- [TASK BRIEF]
Type out the complete listing below word for word, without its pictures.

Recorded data
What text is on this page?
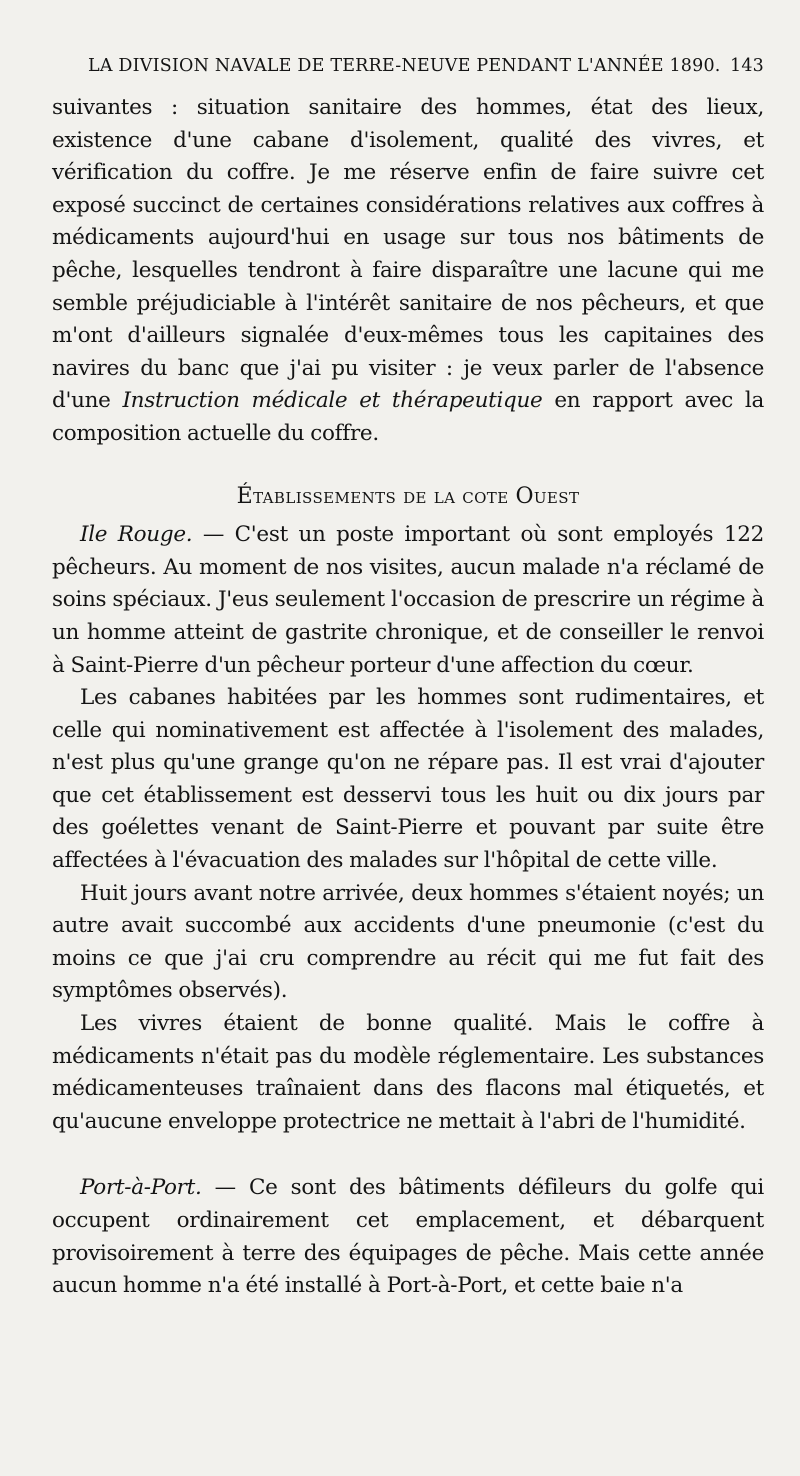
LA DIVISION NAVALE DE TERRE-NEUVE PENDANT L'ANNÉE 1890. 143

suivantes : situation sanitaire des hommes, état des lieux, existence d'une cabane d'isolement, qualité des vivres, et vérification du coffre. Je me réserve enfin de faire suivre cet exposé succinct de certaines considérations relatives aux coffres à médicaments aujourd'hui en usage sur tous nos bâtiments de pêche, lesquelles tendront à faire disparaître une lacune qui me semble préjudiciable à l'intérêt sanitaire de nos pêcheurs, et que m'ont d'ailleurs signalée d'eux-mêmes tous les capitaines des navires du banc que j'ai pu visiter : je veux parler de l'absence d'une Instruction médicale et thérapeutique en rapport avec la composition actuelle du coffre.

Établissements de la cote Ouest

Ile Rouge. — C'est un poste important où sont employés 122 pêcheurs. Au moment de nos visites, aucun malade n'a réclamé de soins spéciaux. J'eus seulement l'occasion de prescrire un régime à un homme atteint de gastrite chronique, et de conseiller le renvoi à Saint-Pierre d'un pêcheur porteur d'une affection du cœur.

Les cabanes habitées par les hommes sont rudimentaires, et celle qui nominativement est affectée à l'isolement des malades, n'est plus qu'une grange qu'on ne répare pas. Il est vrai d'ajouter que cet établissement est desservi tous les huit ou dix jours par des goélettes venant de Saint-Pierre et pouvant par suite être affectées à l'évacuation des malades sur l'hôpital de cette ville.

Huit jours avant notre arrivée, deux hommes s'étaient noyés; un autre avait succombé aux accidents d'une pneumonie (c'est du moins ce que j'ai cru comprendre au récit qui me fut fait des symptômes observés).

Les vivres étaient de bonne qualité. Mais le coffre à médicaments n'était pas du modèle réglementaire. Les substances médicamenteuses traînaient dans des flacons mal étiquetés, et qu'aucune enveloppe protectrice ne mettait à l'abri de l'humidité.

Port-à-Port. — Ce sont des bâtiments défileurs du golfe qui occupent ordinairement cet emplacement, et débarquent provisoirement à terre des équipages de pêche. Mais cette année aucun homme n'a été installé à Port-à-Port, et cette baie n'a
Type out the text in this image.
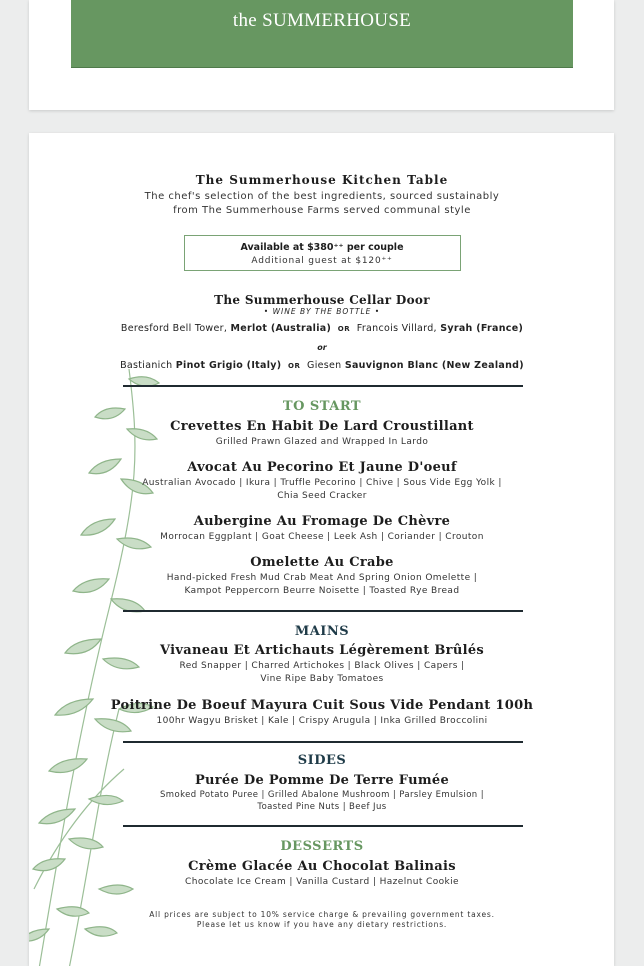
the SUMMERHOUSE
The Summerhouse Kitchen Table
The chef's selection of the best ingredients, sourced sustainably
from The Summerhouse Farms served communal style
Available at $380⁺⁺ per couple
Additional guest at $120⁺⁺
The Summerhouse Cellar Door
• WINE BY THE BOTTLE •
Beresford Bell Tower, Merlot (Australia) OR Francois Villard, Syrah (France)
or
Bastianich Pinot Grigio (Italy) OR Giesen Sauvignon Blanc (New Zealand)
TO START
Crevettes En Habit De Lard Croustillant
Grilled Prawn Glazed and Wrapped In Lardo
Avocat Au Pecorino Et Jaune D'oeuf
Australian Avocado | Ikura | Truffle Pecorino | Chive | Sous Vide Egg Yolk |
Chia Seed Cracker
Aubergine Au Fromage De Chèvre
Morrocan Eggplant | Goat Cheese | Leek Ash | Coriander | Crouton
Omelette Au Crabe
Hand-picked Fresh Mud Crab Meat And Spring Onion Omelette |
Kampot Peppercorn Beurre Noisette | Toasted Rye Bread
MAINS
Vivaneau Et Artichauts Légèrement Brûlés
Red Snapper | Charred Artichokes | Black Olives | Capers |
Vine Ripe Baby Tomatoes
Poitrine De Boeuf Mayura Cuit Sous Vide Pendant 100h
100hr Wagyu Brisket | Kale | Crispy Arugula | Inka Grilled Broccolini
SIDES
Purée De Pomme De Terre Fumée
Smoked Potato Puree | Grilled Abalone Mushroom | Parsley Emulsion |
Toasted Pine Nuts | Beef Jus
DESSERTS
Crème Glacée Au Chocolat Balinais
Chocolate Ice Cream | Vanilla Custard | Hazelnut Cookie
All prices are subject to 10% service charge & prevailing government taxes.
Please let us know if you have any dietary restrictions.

- [SOLUTION TO THIS TASK]
What text is on this page?
LA DIVISION NAVALE DE TERRE-NEUVE PENDANT L'ANNÉE 1890. 143

suivantes : situation sanitaire des hommes, état des lieux, existence d'une cabane d'isolement, qualité des vivres, et vérification du coffre. Je me réserve enfin de faire suivre cet exposé succinct de certaines considérations relatives aux coffres à médicaments aujourd'hui en usage sur tous nos bâtiments de pêche, lesquelles tendront à faire disparaître une lacune qui me semble préjudiciable à l'intérêt sanitaire de nos pêcheurs, et que m'ont d'ailleurs signalée d'eux-mêmes tous les capitaines des navires du banc que j'ai pu visiter : je veux parler de l'absence d'une Instruction médicale et thérapeutique en rapport avec la composition actuelle du coffre.

Établissements de la cote Ouest

Ile Rouge. — C'est un poste important où sont employés 122 pêcheurs. Au moment de nos visites, aucun malade n'a réclamé de soins spéciaux. J'eus seulement l'occasion de prescrire un régime à un homme atteint de gastrite chronique, et de conseiller le renvoi à Saint-Pierre d'un pêcheur porteur d'une affection du cœur.

Les cabanes habitées par les hommes sont rudimentaires, et celle qui nominativement est affectée à l'isolement des malades, n'est plus qu'une grange qu'on ne répare pas. Il est vrai d'ajouter que cet établissement est desservi tous les huit ou dix jours par des goélettes venant de Saint-Pierre et pouvant par suite être affectées à l'évacuation des malades sur l'hôpital de cette ville.

Huit jours avant notre arrivée, deux hommes s'étaient noyés; un autre avait succombé aux accidents d'une pneumonie (c'est du moins ce que j'ai cru comprendre au récit qui me fut fait des symptômes observés).

Les vivres étaient de bonne qualité. Mais le coffre à médicaments n'était pas du modèle réglementaire. Les substances médicamenteuses traînaient dans des flacons mal étiquetés, et qu'aucune enveloppe protectrice ne mettait à l'abri de l'humidité.

Port-à-Port. — Ce sont des bâtiments défileurs du golfe qui occupent ordinairement cet emplacement, et débarquent provisoirement à terre des équipages de pêche. Mais cette année aucun homme n'a été installé à Port-à-Port, et cette baie n'a
Type out the text in this image.
the SUMMERHOUSE
The Summerhouse Kitchen Table
The chef's selection of the best ingredients, sourced sustainably
from The Summerhouse Farms served communal style
Available at $380⁺⁺ per couple
Additional guest at $120⁺⁺
The Summerhouse Cellar Door
• WINE BY THE BOTTLE •
Beresford Bell Tower, Merlot (Australia) OR Francois Villard, Syrah (France)
or
Bastianich Pinot Grigio (Italy) OR Giesen Sauvignon Blanc (New Zealand)
TO START
Crevettes En Habit De Lard Croustillant
Grilled Prawn Glazed and Wrapped In Lardo
Avocat Au Pecorino Et Jaune D'oeuf
Australian Avocado | Ikura | Truffle Pecorino | Chive | Sous Vide Egg Yolk |
Chia Seed Cracker
Aubergine Au Fromage De Chèvre
Morrocan Eggplant | Goat Cheese | Leek Ash | Coriander | Crouton
Omelette Au Crabe
Hand-picked Fresh Mud Crab Meat And Spring Onion Omelette |
Kampot Peppercorn Beurre Noisette | Toasted Rye Bread
MAINS
Vivaneau Et Artichauts Légèrement Brûlés
Red Snapper | Charred Artichokes | Black Olives | Capers |
Vine Ripe Baby Tomatoes
Poitrine De Boeuf Mayura Cuit Sous Vide Pendant 100h
100hr Wagyu Brisket | Kale | Crispy Arugula | Inka Grilled Broccolini
SIDES
Purée De Pomme De Terre Fumée
Smoked Potato Puree | Grilled Abalone Mushroom | Parsley Emulsion |
Toasted Pine Nuts | Beef Jus
DESSERTS
Crème Glacée Au Chocolat Balinais
Chocolate Ice Cream | Vanilla Custard | Hazelnut Cookie
All prices are subject to 10% service charge & prevailing government taxes.
Please let us know if you have any dietary restrictions.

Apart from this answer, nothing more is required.